### Work to be completed
Each record below should be repeated precisely as written.

### Provided entries
::::::::::

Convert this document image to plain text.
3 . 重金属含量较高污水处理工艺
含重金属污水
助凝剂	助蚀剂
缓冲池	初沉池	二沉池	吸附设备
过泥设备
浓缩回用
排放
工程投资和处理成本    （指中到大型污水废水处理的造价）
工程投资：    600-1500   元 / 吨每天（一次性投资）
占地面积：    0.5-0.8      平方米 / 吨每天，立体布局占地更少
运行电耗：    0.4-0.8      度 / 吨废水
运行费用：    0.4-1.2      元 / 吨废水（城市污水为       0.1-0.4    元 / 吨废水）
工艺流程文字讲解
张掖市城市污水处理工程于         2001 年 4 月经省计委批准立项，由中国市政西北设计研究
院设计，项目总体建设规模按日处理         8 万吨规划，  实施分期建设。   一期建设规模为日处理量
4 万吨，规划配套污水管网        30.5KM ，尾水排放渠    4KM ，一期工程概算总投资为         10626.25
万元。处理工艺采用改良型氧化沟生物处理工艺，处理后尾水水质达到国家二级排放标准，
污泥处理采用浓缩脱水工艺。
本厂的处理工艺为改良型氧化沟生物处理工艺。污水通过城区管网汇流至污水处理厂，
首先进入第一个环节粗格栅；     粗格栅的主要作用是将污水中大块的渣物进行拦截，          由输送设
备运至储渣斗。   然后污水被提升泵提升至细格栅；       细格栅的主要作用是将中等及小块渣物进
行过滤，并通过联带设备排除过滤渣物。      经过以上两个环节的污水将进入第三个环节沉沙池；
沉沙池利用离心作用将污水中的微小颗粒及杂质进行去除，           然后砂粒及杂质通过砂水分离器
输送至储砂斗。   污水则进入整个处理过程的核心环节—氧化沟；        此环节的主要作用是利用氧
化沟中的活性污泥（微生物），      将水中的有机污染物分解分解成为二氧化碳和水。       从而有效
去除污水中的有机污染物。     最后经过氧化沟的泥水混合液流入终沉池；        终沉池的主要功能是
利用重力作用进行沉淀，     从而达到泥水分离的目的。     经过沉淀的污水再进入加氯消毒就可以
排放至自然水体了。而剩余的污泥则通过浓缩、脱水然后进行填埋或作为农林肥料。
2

::::::::::

### Result of the exercise
Convert this document image to plain text.
3 . 重金属含量较高污水处理工艺
含重金属污水
助凝剂	助蚀剂
缓冲池	初沉池	二沉池	吸附设备
过泥设备
浓缩回用
排放
工程投资和处理成本    （指中到大型污水废水处理的造价）
工程投资：    600-1500   元 / 吨每天（一次性投资）
占地面积：    0.5-0.8      平方米 / 吨每天，立体布局占地更少
运行电耗：    0.4-0.8      度 / 吨废水
运行费用：    0.4-1.2      元 / 吨废水（城市污水为       0.1-0.4    元 / 吨废水）
工艺流程文字讲解
张掖市城市污水处理工程于         2001 年 4 月经省计委批准立项，由中国市政西北设计研究
院设计，项目总体建设规模按日处理         8 万吨规划，  实施分期建设。   一期建设规模为日处理量
4 万吨，规划配套污水管网        30.5KM ，尾水排放渠    4KM ，一期工程概算总投资为         10626.25
万元。处理工艺采用改良型氧化沟生物处理工艺，处理后尾水水质达到国家二级排放标准，
污泥处理采用浓缩脱水工艺。
本厂的处理工艺为改良型氧化沟生物处理工艺。污水通过城区管网汇流至污水处理厂，
首先进入第一个环节粗格栅；     粗格栅的主要作用是将污水中大块的渣物进行拦截，          由输送设
备运至储渣斗。   然后污水被提升泵提升至细格栅；       细格栅的主要作用是将中等及小块渣物进
行过滤，并通过联带设备排除过滤渣物。      经过以上两个环节的污水将进入第三个环节沉沙池；
沉沙池利用离心作用将污水中的微小颗粒及杂质进行去除，           然后砂粒及杂质通过砂水分离器
输送至储砂斗。   污水则进入整个处理过程的核心环节—氧化沟；        此环节的主要作用是利用氧
化沟中的活性污泥（微生物），      将水中的有机污染物分解分解成为二氧化碳和水。       从而有效
去除污水中的有机污染物。     最后经过氧化沟的泥水混合液流入终沉池；        终沉池的主要功能是
利用重力作用进行沉淀，     从而达到泥水分离的目的。     经过沉淀的污水再进入加氯消毒就可以
排放至自然水体了。而剩余的污泥则通过浓缩、脱水然后进行填埋或作为农林肥料。
2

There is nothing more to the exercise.